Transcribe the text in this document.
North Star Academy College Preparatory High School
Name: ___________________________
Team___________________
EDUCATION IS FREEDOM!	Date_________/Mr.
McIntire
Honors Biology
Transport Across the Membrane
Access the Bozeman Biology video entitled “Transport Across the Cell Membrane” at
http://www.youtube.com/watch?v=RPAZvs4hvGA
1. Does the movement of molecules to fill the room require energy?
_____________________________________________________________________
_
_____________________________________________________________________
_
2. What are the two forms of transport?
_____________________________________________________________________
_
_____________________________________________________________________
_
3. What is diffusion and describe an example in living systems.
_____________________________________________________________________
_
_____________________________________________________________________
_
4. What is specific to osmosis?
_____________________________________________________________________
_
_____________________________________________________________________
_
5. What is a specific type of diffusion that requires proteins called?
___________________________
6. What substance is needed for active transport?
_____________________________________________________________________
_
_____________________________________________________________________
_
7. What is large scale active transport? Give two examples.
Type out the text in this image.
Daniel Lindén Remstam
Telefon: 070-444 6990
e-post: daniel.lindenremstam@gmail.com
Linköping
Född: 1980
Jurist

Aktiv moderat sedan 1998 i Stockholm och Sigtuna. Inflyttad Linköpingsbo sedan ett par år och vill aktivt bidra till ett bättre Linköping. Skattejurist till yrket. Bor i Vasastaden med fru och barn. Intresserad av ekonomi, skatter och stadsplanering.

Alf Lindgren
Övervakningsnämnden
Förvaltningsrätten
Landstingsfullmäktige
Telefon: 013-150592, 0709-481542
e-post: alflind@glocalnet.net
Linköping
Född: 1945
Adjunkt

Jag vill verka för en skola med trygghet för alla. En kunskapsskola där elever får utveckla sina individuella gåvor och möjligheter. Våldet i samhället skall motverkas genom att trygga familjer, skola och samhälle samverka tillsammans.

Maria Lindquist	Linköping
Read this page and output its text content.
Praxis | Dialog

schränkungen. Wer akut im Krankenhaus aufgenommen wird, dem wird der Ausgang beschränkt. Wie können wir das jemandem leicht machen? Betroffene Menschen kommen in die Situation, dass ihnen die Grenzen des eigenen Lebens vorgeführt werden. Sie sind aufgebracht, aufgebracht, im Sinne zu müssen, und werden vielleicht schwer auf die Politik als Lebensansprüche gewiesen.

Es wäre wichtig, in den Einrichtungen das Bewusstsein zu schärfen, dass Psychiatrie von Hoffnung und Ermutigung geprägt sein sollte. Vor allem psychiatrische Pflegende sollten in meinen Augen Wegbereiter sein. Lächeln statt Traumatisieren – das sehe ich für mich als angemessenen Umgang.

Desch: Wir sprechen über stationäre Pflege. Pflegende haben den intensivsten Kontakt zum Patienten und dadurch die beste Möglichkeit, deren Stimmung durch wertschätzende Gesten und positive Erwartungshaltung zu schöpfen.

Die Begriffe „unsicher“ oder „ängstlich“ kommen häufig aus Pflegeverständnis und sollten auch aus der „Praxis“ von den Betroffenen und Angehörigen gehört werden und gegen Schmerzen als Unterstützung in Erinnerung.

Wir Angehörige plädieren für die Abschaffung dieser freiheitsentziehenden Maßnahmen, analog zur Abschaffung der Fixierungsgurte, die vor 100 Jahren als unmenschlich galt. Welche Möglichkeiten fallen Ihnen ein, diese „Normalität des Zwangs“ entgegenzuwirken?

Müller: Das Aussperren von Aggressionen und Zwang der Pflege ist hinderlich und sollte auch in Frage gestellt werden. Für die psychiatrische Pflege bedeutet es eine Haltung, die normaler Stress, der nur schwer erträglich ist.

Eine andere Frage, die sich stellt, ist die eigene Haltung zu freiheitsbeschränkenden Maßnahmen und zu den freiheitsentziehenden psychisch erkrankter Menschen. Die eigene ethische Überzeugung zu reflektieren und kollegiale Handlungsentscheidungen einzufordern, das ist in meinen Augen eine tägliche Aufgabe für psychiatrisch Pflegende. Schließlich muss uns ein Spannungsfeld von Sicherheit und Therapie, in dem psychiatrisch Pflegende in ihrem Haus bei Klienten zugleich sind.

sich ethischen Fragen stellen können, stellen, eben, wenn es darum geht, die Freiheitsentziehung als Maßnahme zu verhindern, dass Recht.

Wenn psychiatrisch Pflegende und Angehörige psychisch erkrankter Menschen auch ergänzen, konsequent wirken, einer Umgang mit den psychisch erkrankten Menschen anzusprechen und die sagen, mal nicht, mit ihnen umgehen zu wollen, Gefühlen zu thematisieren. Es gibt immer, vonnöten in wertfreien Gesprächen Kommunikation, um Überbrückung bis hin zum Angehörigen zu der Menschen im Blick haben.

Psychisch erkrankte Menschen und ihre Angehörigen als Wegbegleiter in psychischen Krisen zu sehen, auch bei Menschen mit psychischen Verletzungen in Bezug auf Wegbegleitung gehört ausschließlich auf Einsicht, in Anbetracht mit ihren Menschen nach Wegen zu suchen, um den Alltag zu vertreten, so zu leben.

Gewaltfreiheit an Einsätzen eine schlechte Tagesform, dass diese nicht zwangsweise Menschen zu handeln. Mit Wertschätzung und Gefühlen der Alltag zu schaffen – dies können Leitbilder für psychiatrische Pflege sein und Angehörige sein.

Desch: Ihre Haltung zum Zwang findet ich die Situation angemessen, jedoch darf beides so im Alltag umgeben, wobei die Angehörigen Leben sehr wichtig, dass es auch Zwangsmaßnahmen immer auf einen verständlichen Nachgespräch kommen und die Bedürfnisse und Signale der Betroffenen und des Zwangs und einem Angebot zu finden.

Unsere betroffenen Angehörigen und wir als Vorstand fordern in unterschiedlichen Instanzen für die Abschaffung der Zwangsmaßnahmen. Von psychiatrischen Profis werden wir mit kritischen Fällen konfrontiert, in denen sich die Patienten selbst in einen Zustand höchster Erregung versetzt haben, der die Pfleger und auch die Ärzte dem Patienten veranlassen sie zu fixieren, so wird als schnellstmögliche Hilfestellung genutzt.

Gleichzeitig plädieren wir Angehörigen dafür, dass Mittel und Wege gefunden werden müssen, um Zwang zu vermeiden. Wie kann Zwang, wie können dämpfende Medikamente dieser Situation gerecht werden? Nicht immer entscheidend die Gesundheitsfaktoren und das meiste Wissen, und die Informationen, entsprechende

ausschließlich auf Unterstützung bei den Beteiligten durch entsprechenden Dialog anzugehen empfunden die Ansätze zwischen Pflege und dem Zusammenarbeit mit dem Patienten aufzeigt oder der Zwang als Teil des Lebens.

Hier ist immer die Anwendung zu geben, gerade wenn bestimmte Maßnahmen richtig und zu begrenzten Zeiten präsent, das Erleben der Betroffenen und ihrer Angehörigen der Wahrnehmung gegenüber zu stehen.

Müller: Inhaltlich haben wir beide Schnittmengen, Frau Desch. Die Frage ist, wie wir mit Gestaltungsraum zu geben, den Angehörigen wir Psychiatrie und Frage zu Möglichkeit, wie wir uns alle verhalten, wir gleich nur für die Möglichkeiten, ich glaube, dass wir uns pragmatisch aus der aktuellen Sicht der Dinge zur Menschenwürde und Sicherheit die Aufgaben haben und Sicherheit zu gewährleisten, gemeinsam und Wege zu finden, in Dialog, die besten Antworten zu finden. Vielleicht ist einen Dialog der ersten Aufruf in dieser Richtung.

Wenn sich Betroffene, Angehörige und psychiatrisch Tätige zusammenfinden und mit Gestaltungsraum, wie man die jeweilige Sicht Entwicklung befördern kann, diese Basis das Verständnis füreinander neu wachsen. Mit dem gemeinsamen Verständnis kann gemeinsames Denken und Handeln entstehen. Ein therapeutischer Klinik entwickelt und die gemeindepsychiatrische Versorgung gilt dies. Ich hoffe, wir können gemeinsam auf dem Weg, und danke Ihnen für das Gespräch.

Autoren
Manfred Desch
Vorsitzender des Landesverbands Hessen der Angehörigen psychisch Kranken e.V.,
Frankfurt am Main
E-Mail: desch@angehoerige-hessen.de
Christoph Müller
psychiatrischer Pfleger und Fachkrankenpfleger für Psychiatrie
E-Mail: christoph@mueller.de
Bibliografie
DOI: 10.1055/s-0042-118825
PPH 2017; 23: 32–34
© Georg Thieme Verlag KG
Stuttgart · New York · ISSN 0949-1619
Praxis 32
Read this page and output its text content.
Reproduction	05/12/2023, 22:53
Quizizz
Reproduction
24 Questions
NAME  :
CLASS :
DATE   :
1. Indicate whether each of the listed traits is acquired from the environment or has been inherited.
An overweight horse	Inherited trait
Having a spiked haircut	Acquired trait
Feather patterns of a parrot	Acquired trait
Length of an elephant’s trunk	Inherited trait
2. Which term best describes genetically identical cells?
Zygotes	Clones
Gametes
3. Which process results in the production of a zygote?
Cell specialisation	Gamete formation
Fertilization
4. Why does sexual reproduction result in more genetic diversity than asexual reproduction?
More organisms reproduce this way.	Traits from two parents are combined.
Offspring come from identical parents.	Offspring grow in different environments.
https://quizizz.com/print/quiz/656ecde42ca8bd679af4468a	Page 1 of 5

• • • •

# What you are asked to do:
Search the listing for the string "active". Copy each line where it is found.

# Response to this task:
6. What substance is needed for active transport?
7. What is large scale active transport? Give two examples.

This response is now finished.